■ Description of the task ■
Copy, in full, each line of the material that holds the word "evening".

— Start Data extract —

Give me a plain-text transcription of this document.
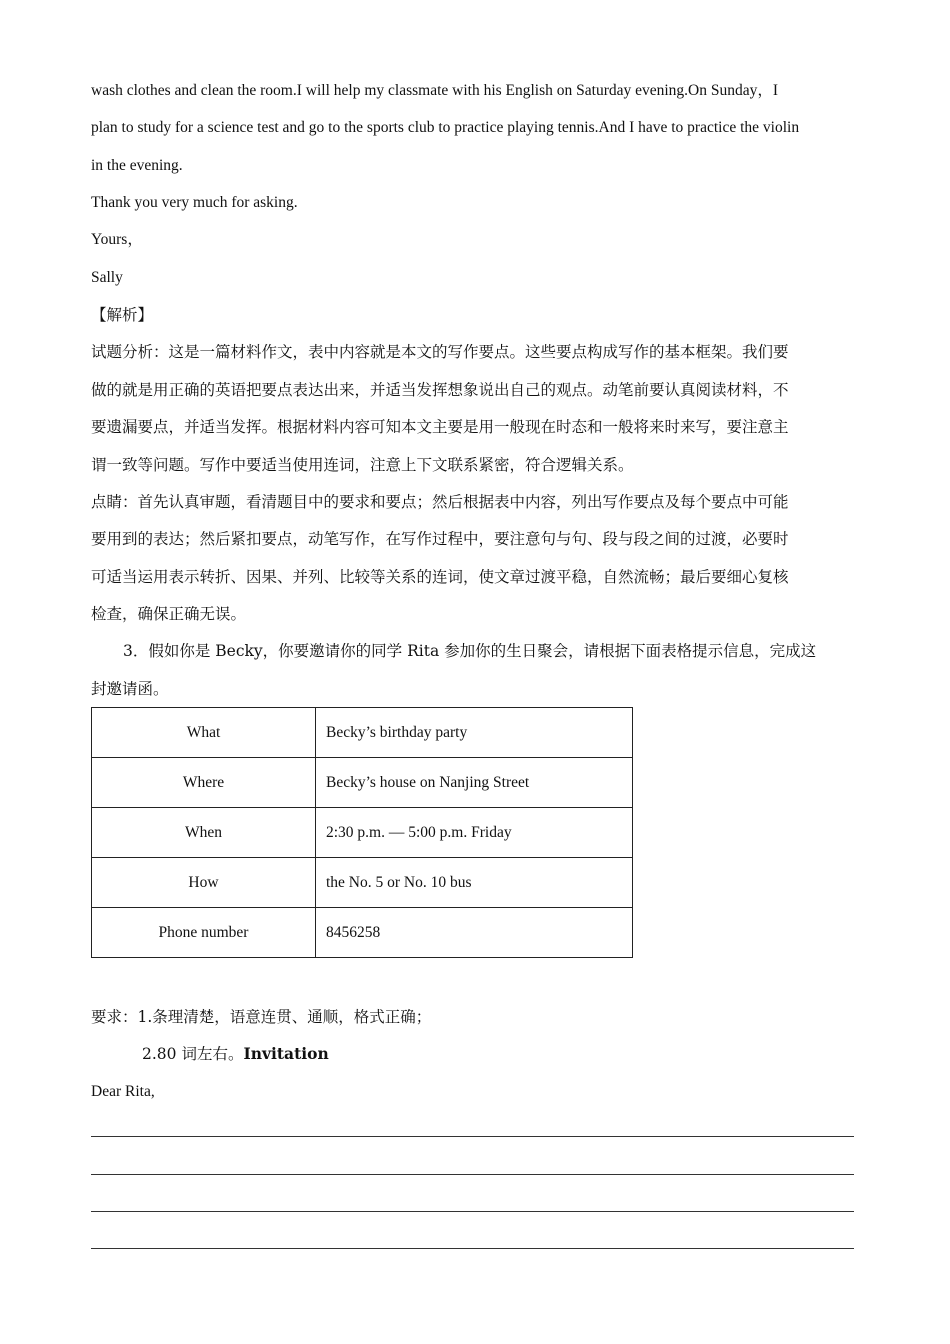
wash clothes and clean the room.I will help my classmate with his English on Saturday evening.On Sunday，I
plan to study for a science test and go to the sports club to practice playing tennis.And I have to practice the violin
in the evening.
Thank you very much for asking.
Yours，
Sally
【解析】
试题分析：这是一篇材料作文，表中内容就是本文的写作要点。这些要点构成写作的基本框架。我们要
做的就是用正确的英语把要点表达出来，并适当发挥想象说出自己的观点。动笔前要认真阅读材料，不
要遗漏要点，并适当发挥。根据材料内容可知本文主要是用一般现在时态和一般将来时来写，要注意主
谓一致等问题。写作中要适当使用连词，注意上下文联系紧密，符合逻辑关系。
点睛：首先认真审题，看清题目中的要求和要点；然后根据表中内容，列出写作要点及每个要点中可能
要用到的表达；然后紧扣要点，动笔写作，在写作过程中，要注意句与句、段与段之间的过渡，必要时
可适当运用表示转折、因果、并列、比较等关系的连词，使文章过渡平稳，自然流畅；最后要细心复核
检查，确保正确无误。
3．假如你是 Becky，你要邀请你的同学 Rita 参加你的生日聚会，请根据下面表格提示信息，完成这
封邀请函。
What	Becky’s birthday party
Where	Becky’s house on Nanjing Street
When	2:30 p.m. — 5:00 p.m. Friday
How	the No. 5 or No. 10 bus
Phone number	8456258
要求：1.条理清楚，语意连贯、通顺，格式正确；
2.80 词左右。Invitation
Dear Rita,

— End Data extract —

■ Exercise response ■
wash clothes and clean the room.I will help my classmate with his English on Saturday evening.On Sunday，I
in the evening.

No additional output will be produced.